[Structured figure records]
========================
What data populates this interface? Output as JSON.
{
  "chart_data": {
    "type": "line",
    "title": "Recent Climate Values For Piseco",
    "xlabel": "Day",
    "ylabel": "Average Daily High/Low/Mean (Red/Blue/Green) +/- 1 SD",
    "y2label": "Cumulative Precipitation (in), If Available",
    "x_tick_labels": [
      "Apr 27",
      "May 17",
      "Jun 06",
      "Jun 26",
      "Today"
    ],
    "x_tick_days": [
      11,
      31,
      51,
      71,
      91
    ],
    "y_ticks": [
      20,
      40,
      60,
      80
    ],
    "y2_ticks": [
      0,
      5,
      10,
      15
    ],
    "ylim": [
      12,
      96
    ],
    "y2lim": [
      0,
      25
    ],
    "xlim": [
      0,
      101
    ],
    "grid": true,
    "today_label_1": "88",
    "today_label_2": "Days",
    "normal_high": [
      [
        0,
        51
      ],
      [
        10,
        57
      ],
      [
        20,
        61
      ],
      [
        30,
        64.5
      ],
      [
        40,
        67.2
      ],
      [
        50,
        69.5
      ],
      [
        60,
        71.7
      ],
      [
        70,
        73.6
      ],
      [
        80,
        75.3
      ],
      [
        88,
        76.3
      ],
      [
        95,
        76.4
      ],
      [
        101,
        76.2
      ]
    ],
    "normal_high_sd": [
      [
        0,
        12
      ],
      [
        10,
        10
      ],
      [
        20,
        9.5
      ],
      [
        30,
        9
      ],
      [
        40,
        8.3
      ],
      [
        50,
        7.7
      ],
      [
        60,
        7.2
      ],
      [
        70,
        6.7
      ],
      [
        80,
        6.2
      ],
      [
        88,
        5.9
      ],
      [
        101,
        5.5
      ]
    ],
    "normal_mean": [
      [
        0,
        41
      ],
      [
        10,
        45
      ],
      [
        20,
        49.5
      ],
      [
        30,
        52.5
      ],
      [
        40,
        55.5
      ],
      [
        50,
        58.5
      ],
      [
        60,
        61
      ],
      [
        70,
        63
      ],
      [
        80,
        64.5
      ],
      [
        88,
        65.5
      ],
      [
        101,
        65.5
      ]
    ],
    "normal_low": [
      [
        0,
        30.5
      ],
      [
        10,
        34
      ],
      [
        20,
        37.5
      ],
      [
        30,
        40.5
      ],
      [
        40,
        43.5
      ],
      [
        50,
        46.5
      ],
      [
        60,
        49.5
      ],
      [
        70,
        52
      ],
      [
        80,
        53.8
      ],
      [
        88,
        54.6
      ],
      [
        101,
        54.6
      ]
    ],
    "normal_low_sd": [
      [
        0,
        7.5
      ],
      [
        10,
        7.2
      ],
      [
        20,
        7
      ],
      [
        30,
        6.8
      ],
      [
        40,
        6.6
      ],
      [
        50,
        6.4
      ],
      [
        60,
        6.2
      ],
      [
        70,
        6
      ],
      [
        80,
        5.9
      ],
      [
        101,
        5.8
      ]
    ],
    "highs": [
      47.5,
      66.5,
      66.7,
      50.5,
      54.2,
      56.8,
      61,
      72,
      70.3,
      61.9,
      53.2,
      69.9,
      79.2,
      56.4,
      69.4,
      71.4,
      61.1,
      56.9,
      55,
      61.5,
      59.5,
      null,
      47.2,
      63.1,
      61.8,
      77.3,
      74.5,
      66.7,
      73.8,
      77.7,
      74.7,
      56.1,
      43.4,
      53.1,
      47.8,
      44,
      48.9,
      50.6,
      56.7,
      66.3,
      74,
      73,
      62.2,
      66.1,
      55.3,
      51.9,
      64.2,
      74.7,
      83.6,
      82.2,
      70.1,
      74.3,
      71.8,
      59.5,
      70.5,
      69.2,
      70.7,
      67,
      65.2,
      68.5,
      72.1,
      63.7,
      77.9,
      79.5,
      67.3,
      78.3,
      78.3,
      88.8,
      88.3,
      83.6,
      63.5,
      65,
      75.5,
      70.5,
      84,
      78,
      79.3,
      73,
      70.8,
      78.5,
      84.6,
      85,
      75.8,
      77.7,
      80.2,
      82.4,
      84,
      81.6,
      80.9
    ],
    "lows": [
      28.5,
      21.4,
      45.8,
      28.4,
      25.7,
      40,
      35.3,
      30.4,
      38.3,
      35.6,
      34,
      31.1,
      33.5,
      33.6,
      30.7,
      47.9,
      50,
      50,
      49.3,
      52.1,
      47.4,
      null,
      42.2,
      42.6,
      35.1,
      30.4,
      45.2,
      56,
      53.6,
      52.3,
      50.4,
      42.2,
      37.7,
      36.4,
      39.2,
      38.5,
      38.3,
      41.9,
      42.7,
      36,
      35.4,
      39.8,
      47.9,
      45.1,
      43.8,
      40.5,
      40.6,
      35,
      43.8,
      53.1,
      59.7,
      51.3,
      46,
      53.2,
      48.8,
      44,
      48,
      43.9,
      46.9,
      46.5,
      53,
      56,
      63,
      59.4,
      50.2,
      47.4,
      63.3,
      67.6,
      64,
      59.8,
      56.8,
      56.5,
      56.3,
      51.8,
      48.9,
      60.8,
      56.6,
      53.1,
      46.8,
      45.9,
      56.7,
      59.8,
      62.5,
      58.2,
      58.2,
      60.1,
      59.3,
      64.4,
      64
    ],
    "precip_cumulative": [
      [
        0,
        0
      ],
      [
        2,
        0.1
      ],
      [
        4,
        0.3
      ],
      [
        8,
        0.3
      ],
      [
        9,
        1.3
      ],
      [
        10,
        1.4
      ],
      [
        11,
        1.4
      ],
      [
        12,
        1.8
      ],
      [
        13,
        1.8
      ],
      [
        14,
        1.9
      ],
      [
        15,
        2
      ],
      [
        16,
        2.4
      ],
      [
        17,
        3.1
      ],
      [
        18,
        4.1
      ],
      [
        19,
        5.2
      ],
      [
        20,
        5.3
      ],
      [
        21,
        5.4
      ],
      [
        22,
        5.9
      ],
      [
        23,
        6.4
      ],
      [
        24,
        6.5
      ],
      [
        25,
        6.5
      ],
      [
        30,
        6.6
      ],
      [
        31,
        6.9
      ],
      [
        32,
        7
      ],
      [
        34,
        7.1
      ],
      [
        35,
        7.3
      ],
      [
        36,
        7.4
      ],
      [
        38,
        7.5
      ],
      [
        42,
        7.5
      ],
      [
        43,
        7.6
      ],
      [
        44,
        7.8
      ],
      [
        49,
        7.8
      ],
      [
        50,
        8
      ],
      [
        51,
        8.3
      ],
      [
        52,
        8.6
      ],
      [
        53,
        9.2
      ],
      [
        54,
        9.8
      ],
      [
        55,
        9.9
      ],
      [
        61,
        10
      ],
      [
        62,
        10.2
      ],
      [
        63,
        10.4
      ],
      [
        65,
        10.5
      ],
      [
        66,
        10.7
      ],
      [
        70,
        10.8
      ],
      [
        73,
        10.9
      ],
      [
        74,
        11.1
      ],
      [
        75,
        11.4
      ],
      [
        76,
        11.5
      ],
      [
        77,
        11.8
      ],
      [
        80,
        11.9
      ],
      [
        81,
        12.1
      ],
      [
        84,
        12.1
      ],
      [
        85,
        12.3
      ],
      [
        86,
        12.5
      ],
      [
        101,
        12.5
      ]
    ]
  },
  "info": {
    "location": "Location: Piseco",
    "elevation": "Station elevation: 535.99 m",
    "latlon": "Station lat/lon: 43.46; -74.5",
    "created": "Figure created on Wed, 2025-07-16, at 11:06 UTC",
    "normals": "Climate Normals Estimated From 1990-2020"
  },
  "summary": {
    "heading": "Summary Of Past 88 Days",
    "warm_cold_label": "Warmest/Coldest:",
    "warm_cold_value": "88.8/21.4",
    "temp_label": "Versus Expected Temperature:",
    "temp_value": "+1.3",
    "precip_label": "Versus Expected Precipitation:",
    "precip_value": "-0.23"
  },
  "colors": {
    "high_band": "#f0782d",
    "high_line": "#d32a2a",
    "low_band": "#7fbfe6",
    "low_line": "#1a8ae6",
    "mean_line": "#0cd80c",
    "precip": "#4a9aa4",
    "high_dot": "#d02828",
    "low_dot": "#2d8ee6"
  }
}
========================
§ GIVEN PROBLEM
Give only a number: how many lines of the data hold the string "Piseco"?

§ WRITTEN SOLUTION
2